▶ What is expected: All of the records listed below should be retyped exactly.

▶ Dataset content:
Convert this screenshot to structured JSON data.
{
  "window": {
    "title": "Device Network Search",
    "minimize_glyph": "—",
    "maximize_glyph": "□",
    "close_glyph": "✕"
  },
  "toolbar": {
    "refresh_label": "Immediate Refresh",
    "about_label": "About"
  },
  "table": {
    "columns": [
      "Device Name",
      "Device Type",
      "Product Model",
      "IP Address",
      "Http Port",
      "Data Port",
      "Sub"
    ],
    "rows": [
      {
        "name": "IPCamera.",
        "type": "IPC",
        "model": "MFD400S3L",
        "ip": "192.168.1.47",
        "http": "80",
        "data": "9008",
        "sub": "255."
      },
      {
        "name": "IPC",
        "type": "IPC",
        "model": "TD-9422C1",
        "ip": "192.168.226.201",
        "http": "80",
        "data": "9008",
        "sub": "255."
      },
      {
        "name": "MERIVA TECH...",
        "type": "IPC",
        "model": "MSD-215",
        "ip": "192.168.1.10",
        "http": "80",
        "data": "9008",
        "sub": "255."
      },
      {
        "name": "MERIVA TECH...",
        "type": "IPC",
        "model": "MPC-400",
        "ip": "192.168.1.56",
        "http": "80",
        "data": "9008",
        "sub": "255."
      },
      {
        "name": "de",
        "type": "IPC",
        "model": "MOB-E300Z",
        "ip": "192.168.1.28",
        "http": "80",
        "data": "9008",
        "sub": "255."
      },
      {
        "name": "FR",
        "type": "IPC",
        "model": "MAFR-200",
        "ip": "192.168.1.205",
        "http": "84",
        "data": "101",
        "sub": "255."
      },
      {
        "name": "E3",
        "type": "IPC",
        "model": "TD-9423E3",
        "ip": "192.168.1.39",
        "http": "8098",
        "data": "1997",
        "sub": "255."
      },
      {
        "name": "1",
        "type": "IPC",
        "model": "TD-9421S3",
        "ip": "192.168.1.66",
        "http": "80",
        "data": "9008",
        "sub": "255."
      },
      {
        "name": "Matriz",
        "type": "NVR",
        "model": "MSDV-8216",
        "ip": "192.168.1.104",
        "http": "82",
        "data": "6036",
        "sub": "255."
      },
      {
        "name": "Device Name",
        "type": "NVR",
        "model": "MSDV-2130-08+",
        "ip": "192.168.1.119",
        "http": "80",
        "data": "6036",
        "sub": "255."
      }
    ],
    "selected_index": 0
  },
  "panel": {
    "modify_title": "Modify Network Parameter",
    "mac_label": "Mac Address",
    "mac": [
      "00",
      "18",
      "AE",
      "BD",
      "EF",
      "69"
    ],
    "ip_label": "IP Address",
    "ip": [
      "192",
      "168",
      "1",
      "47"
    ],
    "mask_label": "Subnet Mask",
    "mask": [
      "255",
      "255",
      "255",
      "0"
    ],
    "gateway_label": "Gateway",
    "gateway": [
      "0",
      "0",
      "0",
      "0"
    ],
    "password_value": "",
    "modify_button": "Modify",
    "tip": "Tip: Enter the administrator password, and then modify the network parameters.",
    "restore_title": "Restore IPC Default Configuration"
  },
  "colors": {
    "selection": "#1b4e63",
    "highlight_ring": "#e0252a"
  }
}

▶ Output of the task:
Convert this screenshot to structured JSON data.
{
  "window": {
    "title": "Device Network Search",
    "minimize_glyph": "—",
    "maximize_glyph": "□",
    "close_glyph": "✕"
  },
  "toolbar": {
    "refresh_label": "Immediate Refresh",
    "about_label": "About"
  },
  "table": {
    "columns": [
      "Device Name",
      "Device Type",
      "Product Model",
      "IP Address",
      "Http Port",
      "Data Port",
      "Sub"
    ],
    "rows": [
      {
        "name": "IPCamera.",
        "type": "IPC",
        "model": "MFD400S3L",
        "ip": "192.168.1.47",
        "http": "80",
        "data": "9008",
        "sub": "255."
      },
      {
        "name": "IPC",
        "type": "IPC",
        "model": "TD-9422C1",
        "ip": "192.168.226.201",
        "http": "80",
        "data": "9008",
        "sub": "255."
      },
      {
        "name": "MERIVA TECH...",
        "type": "IPC",
        "model": "MSD-215",
        "ip": "192.168.1.10",
        "http": "80",
        "data": "9008",
        "sub": "255."
      },
      {
        "name": "MERIVA TECH...",
        "type": "IPC",
        "model": "MPC-400",
        "ip": "192.168.1.56",
        "http": "80",
        "data": "9008",
        "sub": "255."
      },
      {
        "name": "de",
        "type": "IPC",
        "model": "MOB-E300Z",
        "ip": "192.168.1.28",
        "http": "80",
        "data": "9008",
        "sub": "255."
      },
      {
        "name": "FR",
        "type": "IPC",
        "model": "MAFR-200",
        "ip": "192.168.1.205",
        "http": "84",
        "data": "101",
        "sub": "255."
      },
      {
        "name": "E3",
        "type": "IPC",
        "model": "TD-9423E3",
        "ip": "192.168.1.39",
        "http": "8098",
        "data": "1997",
        "sub": "255."
      },
      {
        "name": "1",
        "type": "IPC",
        "model": "TD-9421S3",
        "ip": "192.168.1.66",
        "http": "80",
        "data": "9008",
        "sub": "255."
      },
      {
        "name": "Matriz",
        "type": "NVR",
        "model": "MSDV-8216",
        "ip": "192.168.1.104",
        "http": "82",
        "data": "6036",
        "sub": "255."
      },
      {
        "name": "Device Name",
        "type": "NVR",
        "model": "MSDV-2130-08+",
        "ip": "192.168.1.119",
        "http": "80",
        "data": "6036",
        "sub": "255."
      }
    ],
    "selected_index": 0
  },
  "panel": {
    "modify_title": "Modify Network Parameter",
    "mac_label": "Mac Address",
    "mac": [
      "00",
      "18",
      "AE",
      "BD",
      "EF",
      "69"
    ],
    "ip_label": "IP Address",
    "ip": [
      "192",
      "168",
      "1",
      "47"
    ],
    "mask_label": "Subnet Mask",
    "mask": [
      "255",
      "255",
      "255",
      "0"
    ],
    "gateway_label": "Gateway",
    "gateway": [
      "0",
      "0",
      "0",
      "0"
    ],
    "password_value": "",
    "modify_button": "Modify",
    "tip": "Tip: Enter the administrator password, and then modify the network parameters.",
    "restore_title": "Restore IPC Default Configuration"
  },
  "colors": {
    "selection": "#1b4e63",
    "highlight_ring": "#e0252a"
  }
}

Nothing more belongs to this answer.